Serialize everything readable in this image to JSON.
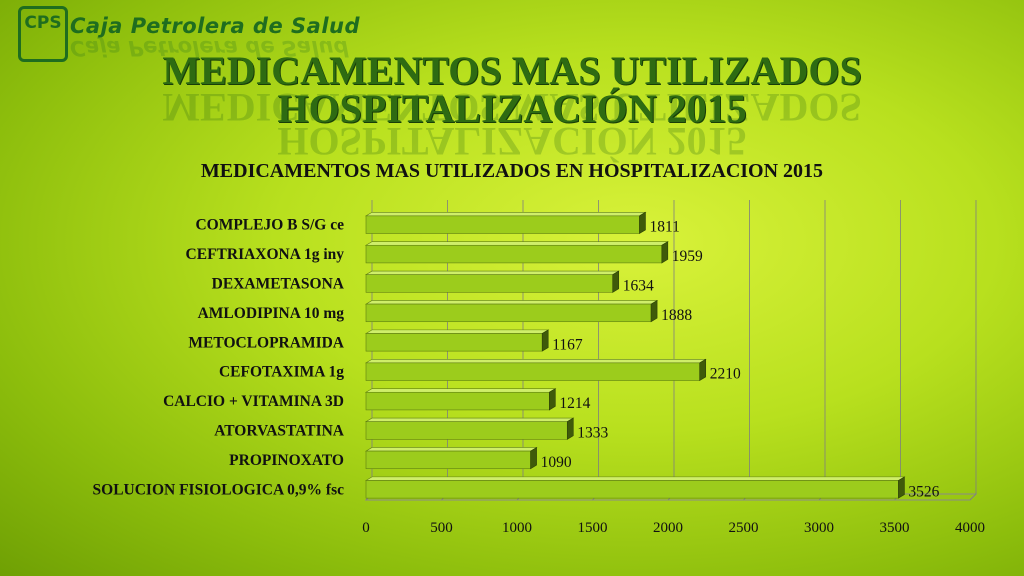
{
  "header": {
    "org_name": "Caja Petrolera de Salud",
    "logo_text": "CPS",
    "title_line1": "MEDICAMENTOS MAS UTILIZADOS",
    "title_line2": "HOSPITALIZACIÓN 2015"
  },
  "chart_data": {
    "type": "bar",
    "orientation": "horizontal",
    "title": "MEDICAMENTOS MAS UTILIZADOS EN HOSPITALIZACION 2015",
    "categories": [
      "COMPLEJO B S/G ce",
      "CEFTRIAXONA 1g iny",
      "DEXAMETASONA",
      "AMLODIPINA 10 mg",
      "METOCLOPRAMIDA",
      "CEFOTAXIMA 1g",
      "CALCIO + VITAMINA 3D",
      "ATORVASTATINA",
      "PROPINOXATO",
      "SOLUCION FISIOLOGICA 0,9% fsc"
    ],
    "values": [
      1811,
      1959,
      1634,
      1888,
      1167,
      2210,
      1214,
      1333,
      1090,
      3526
    ],
    "xlim": [
      0,
      4000
    ],
    "xticks": [
      0,
      500,
      1000,
      1500,
      2000,
      2500,
      3000,
      3500,
      4000
    ],
    "grid": true,
    "bar_color": "#9ccc1c",
    "data_labels": true
  }
}
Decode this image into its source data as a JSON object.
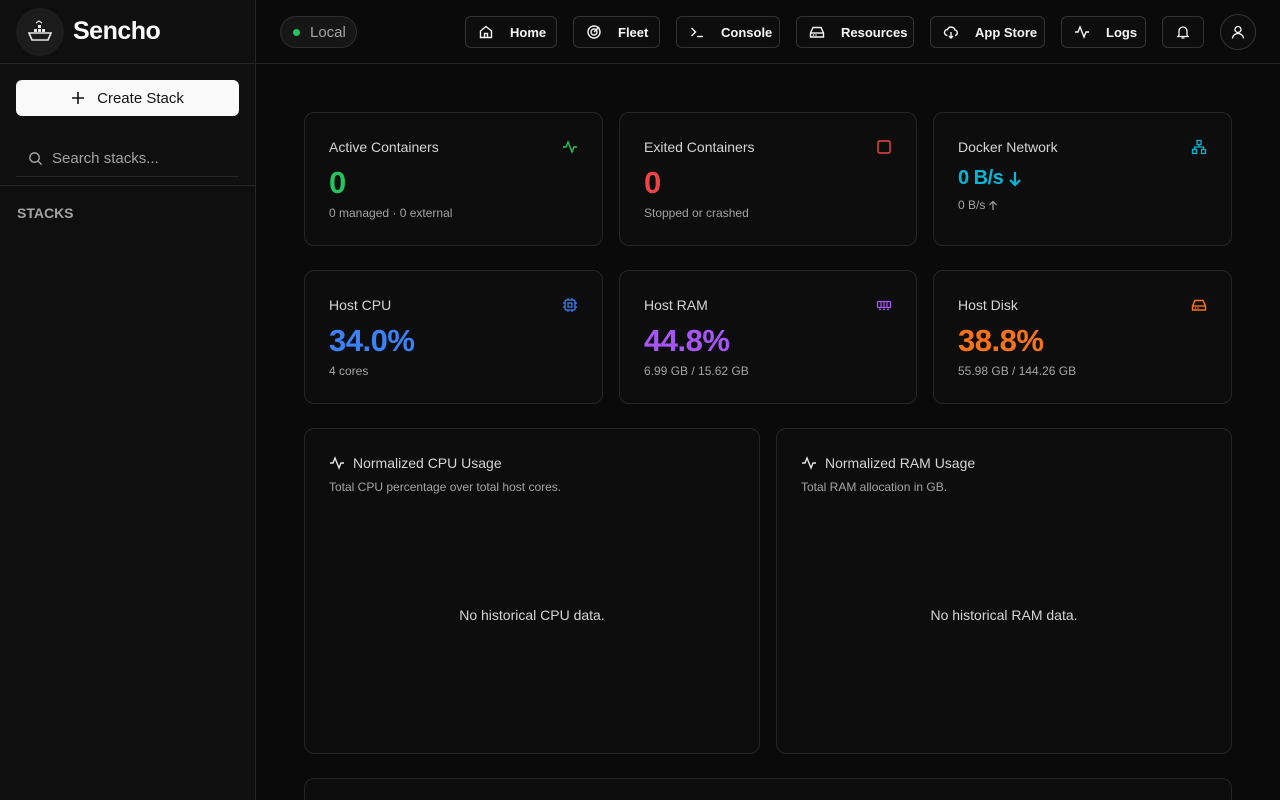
{
  "app": {
    "name": "Sencho"
  },
  "sidebar": {
    "create_label": "Create Stack",
    "search_placeholder": "Search stacks...",
    "section_label": "STACKS"
  },
  "topbar": {
    "environment": "Local",
    "nav": [
      {
        "label": "Home",
        "icon": "home-icon"
      },
      {
        "label": "Fleet",
        "icon": "radar-icon"
      },
      {
        "label": "Console",
        "icon": "terminal-icon"
      },
      {
        "label": "Resources",
        "icon": "hard-drive-icon"
      },
      {
        "label": "App Store",
        "icon": "cloud-download-icon"
      },
      {
        "label": "Logs",
        "icon": "activity-icon"
      }
    ]
  },
  "stats": {
    "active": {
      "title": "Active Containers",
      "value": "0",
      "sub": "0 managed · 0 external",
      "color": "#22c55e"
    },
    "exited": {
      "title": "Exited Containers",
      "value": "0",
      "sub": "Stopped or crashed",
      "color": "#ef4444"
    },
    "network": {
      "title": "Docker Network",
      "value": "0 B/s",
      "sub": "0 B/s",
      "color": "#06b6d4"
    },
    "cpu": {
      "title": "Host CPU",
      "value": "34.0%",
      "sub": "4 cores",
      "color": "#3b82f6"
    },
    "ram": {
      "title": "Host RAM",
      "value": "44.8%",
      "sub": "6.99 GB / 15.62 GB",
      "color": "#a855f7"
    },
    "disk": {
      "title": "Host Disk",
      "value": "38.8%",
      "sub": "55.98 GB / 144.26 GB",
      "color": "#f97316"
    }
  },
  "charts": {
    "cpu": {
      "title": "Normalized CPU Usage",
      "desc": "Total CPU percentage over total host cores.",
      "empty": "No historical CPU data."
    },
    "ram": {
      "title": "Normalized RAM Usage",
      "desc": "Total RAM allocation in GB.",
      "empty": "No historical RAM data."
    }
  }
}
○ ○ ○ ○ ○ ○ ○
GIVEN TASK
Find the string "Containers" in the records, then copy each line where it occurs.

SOLUTION FOR THIS EXERCISE
      "title": "Active Containers",
      "title": "Exited Containers",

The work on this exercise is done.